Information supplied:
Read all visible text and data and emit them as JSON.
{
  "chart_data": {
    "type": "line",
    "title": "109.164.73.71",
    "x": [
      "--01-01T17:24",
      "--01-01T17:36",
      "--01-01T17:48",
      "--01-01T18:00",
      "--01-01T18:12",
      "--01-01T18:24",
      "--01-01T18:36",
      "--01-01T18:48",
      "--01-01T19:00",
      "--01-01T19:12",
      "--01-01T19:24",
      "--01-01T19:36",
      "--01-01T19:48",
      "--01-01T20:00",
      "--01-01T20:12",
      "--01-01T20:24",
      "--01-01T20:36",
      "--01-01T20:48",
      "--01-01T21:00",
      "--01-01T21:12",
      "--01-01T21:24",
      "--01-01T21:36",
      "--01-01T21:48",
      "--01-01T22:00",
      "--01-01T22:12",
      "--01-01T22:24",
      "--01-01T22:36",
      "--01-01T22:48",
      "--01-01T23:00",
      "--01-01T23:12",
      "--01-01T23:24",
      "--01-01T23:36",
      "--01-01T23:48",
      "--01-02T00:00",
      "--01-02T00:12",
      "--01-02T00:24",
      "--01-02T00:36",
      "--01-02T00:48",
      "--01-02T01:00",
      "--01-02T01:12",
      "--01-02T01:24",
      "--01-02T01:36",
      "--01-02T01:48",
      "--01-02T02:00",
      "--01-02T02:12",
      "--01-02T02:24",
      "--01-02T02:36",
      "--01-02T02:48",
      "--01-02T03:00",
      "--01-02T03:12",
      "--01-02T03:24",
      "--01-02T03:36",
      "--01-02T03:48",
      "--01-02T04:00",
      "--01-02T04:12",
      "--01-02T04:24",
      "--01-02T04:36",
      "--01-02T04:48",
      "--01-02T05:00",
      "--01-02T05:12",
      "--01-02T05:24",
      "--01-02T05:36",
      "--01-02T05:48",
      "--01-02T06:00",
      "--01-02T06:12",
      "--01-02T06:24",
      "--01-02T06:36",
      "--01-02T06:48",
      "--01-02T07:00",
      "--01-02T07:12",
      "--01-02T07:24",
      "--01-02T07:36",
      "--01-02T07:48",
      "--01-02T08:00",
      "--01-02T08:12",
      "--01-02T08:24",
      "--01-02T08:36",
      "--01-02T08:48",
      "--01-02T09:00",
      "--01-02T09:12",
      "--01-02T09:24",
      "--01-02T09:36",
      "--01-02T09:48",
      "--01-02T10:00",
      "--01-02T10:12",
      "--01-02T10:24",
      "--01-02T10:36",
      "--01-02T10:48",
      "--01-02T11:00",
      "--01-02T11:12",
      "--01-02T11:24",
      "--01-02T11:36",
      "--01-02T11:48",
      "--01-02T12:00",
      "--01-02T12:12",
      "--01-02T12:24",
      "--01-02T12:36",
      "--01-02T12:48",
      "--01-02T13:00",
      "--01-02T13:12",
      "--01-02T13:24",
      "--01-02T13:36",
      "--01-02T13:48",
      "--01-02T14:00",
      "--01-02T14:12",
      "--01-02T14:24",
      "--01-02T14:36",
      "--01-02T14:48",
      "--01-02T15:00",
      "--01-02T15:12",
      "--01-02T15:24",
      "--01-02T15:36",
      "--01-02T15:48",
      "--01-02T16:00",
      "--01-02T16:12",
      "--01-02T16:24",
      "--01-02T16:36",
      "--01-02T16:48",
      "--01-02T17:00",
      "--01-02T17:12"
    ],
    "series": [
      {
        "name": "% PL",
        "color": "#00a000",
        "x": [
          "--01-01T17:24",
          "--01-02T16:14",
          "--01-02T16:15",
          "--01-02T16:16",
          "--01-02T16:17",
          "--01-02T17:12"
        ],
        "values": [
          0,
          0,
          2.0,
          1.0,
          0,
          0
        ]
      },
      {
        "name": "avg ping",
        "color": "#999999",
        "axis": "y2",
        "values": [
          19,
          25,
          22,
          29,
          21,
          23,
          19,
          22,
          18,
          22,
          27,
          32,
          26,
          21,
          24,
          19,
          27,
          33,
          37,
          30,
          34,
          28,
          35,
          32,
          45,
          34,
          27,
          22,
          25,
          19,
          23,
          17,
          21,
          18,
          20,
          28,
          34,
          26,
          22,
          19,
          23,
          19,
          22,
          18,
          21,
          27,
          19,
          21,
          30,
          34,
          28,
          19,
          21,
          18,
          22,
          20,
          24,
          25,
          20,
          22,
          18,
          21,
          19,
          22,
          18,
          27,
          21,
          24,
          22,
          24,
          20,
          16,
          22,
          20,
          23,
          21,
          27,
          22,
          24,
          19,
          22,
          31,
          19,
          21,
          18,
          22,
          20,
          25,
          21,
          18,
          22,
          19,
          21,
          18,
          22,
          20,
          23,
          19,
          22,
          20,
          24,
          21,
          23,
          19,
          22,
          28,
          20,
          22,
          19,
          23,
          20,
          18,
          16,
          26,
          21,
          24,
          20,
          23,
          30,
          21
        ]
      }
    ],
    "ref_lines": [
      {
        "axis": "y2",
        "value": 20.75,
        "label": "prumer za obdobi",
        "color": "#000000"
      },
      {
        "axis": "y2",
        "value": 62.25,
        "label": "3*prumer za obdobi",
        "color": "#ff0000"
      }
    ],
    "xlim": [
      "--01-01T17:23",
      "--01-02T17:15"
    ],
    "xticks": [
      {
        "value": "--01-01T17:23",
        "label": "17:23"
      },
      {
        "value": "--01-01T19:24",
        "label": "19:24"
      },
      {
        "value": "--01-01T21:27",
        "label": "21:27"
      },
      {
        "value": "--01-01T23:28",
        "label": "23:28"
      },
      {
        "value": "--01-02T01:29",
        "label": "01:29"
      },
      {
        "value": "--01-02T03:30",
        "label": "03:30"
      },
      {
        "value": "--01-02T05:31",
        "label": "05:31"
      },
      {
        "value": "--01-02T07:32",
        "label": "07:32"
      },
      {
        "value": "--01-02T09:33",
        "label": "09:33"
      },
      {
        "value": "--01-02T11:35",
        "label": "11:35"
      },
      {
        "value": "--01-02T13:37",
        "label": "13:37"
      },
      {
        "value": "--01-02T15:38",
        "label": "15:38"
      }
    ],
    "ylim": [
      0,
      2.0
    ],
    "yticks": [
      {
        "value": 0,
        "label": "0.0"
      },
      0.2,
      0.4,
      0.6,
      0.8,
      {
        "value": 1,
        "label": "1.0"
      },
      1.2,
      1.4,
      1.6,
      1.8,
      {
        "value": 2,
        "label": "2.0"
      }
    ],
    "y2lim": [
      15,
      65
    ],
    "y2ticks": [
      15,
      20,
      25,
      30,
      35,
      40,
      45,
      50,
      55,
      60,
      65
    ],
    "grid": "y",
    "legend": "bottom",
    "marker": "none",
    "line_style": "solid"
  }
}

Problem statement:
Say how many lines in the entries contain the string "obdobi", and say nothing else.

Worked answer:
2